Given problem
Every record below should be transcribed exactly. Omit the images.

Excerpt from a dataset
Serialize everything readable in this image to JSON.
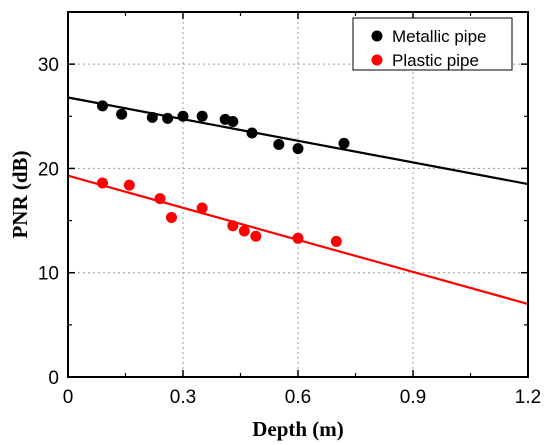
{
  "chart_data": {
    "type": "scatter",
    "xlabel": "Depth (m)",
    "ylabel": "PNR (dB)",
    "xlim": [
      0,
      1.2
    ],
    "ylim": [
      0,
      35
    ],
    "xticks": [
      0,
      0.3,
      0.6,
      0.9,
      1.2
    ],
    "xtick_labels": [
      "0",
      "0.3",
      "0.6",
      "0.9",
      "1.2"
    ],
    "yticks": [
      0,
      10,
      20,
      30
    ],
    "ytick_labels": [
      "0",
      "10",
      "20",
      "30"
    ],
    "grid": "dotted",
    "legend_position": "top-right",
    "series": [
      {
        "name": "Metallic pipe",
        "color": "#000000",
        "points": [
          [
            0.09,
            26.0
          ],
          [
            0.14,
            25.2
          ],
          [
            0.22,
            24.9
          ],
          [
            0.26,
            24.8
          ],
          [
            0.3,
            25.0
          ],
          [
            0.35,
            25.0
          ],
          [
            0.41,
            24.7
          ],
          [
            0.43,
            24.5
          ],
          [
            0.48,
            23.4
          ],
          [
            0.55,
            22.3
          ],
          [
            0.6,
            21.9
          ],
          [
            0.72,
            22.4
          ]
        ],
        "fit": {
          "x": [
            0,
            1.2
          ],
          "y": [
            26.8,
            18.5
          ]
        }
      },
      {
        "name": "Plastic pipe",
        "color": "#ff0000",
        "points": [
          [
            0.09,
            18.6
          ],
          [
            0.16,
            18.4
          ],
          [
            0.24,
            17.1
          ],
          [
            0.27,
            15.3
          ],
          [
            0.35,
            16.2
          ],
          [
            0.43,
            14.5
          ],
          [
            0.46,
            14.0
          ],
          [
            0.49,
            13.5
          ],
          [
            0.6,
            13.3
          ],
          [
            0.7,
            13.0
          ]
        ],
        "fit": {
          "x": [
            0,
            1.2
          ],
          "y": [
            19.3,
            7.0
          ]
        }
      }
    ]
  }
}
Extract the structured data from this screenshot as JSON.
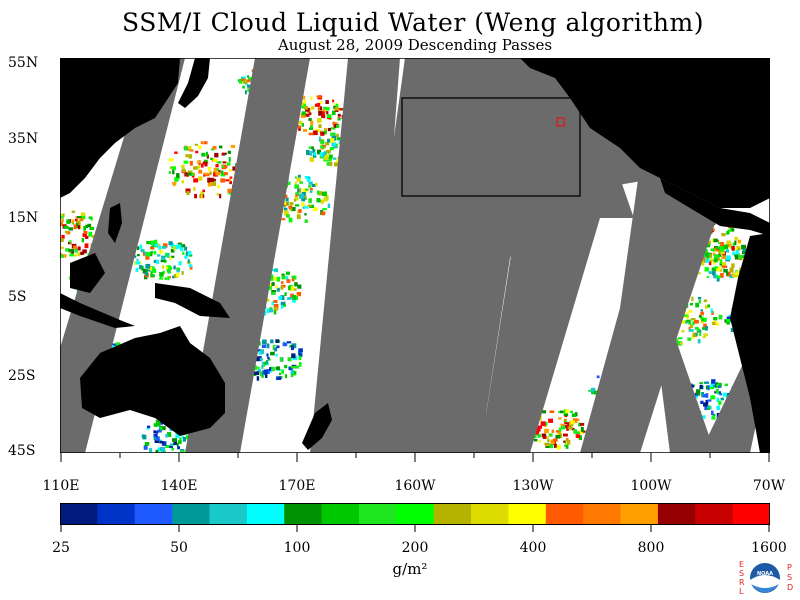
{
  "title": "SSM/I Cloud Liquid Water (Weng algorithm)",
  "subtitle": "August 28, 2009  Descending Passes",
  "map": {
    "lat_labels": [
      "55N",
      "35N",
      "15N",
      "5S",
      "25S",
      "45S"
    ],
    "lon_labels": [
      "110E",
      "140E",
      "170E",
      "160W",
      "130W",
      "100W",
      "70W"
    ],
    "colors": {
      "swath_gap": "#6b6b6b",
      "land": "#000000",
      "no_cloud": "#ffffff",
      "box_outline": "#000000"
    }
  },
  "colorbar": {
    "tick_labels": [
      "25",
      "50",
      "100",
      "200",
      "400",
      "800",
      "1600"
    ],
    "units": "g/m²",
    "colors": [
      "#001a80",
      "#0033c8",
      "#1e5aff",
      "#009999",
      "#19c8c8",
      "#00ffff",
      "#009100",
      "#00c800",
      "#1ee61e",
      "#00ff00",
      "#b4b400",
      "#dcdc00",
      "#ffff00",
      "#ff5a00",
      "#ff7800",
      "#ffa000",
      "#960000",
      "#c80000",
      "#ff0000"
    ]
  },
  "logo": {
    "left_letters": "ESRL",
    "right_letters": "PSD",
    "center_text": "NOAA"
  }
}
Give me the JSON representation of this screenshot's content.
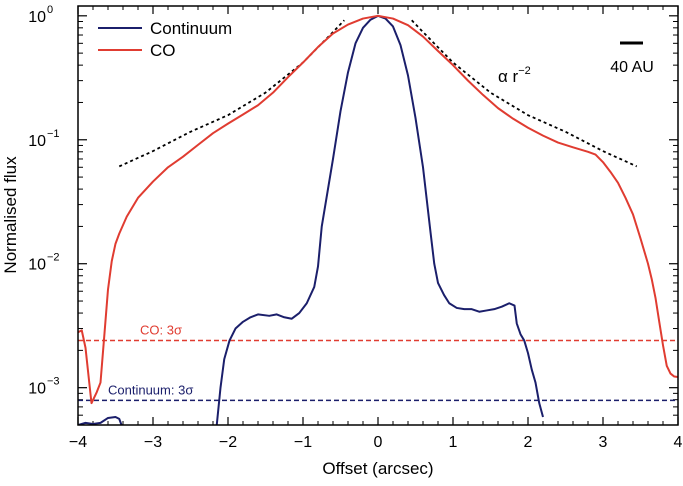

Task response
Serialize everything readable in this image to JSON.
{
  "chart_data": {
    "type": "scatter",
    "xlabel": "Depth (m)",
    "ylabel": "PNR (dB)",
    "xlim": [
      0,
      1.2
    ],
    "ylim": [
      0,
      35
    ],
    "xticks": [
      0,
      0.3,
      0.6,
      0.9,
      1.2
    ],
    "xtick_labels": [
      "0",
      "0.3",
      "0.6",
      "0.9",
      "1.2"
    ],
    "yticks": [
      0,
      10,
      20,
      30
    ],
    "ytick_labels": [
      "0",
      "10",
      "20",
      "30"
    ],
    "grid": "dotted",
    "legend_position": "top-right",
    "series": [
      {
        "name": "Metallic pipe",
        "color": "#000000",
        "points": [
          [
            0.09,
            26.0
          ],
          [
            0.14,
            25.2
          ],
          [
            0.22,
            24.9
          ],
          [
            0.26,
            24.8
          ],
          [
            0.3,
            25.0
          ],
          [
            0.35,
            25.0
          ],
          [
            0.41,
            24.7
          ],
          [
            0.43,
            24.5
          ],
          [
            0.48,
            23.4
          ],
          [
            0.55,
            22.3
          ],
          [
            0.6,
            21.9
          ],
          [
            0.72,
            22.4
          ]
        ],
        "fit": {
          "x": [
            0,
            1.2
          ],
          "y": [
            26.8,
            18.5
          ]
        }
      },
      {
        "name": "Plastic pipe",
        "color": "#ff0000",
        "points": [
          [
            0.09,
            18.6
          ],
          [
            0.16,
            18.4
          ],
          [
            0.24,
            17.1
          ],
          [
            0.27,
            15.3
          ],
          [
            0.35,
            16.2
          ],
          [
            0.43,
            14.5
          ],
          [
            0.46,
            14.0
          ],
          [
            0.49,
            13.5
          ],
          [
            0.6,
            13.3
          ],
          [
            0.7,
            13.0
          ]
        ],
        "fit": {
          "x": [
            0,
            1.2
          ],
          "y": [
            19.3,
            7.0
          ]
        }
      }
    ]
  }
}
Extract the structured data from this screenshot as JSON.
{
  "title": "SSM/I Cloud Liquid Water (Weng algorithm)",
  "subtitle": "August 28, 2009  Descending Passes",
  "map": {
    "lat_labels": [
      "55N",
      "35N",
      "15N",
      "5S",
      "25S",
      "45S"
    ],
    "lon_labels": [
      "110E",
      "140E",
      "170E",
      "160W",
      "130W",
      "100W",
      "70W"
    ],
    "colors": {
      "swath_gap": "#6b6b6b",
      "land": "#000000",
      "no_cloud": "#ffffff",
      "box_outline": "#000000"
    }
  },
  "colorbar": {
    "tick_labels": [
      "25",
      "50",
      "100",
      "200",
      "400",
      "800",
      "1600"
    ],
    "units": "g/m²",
    "colors": [
      "#001a80",
      "#0033c8",
      "#1e5aff",
      "#009999",
      "#19c8c8",
      "#00ffff",
      "#009100",
      "#00c800",
      "#1ee61e",
      "#00ff00",
      "#b4b400",
      "#dcdc00",
      "#ffff00",
      "#ff5a00",
      "#ff7800",
      "#ffa000",
      "#960000",
      "#c80000",
      "#ff0000"
    ]
  },
  "logo": {
    "left_letters": "ESRL",
    "right_letters": "PSD",
    "center_text": "NOAA"
  }
}
Give me the JSON representation of this screenshot's content.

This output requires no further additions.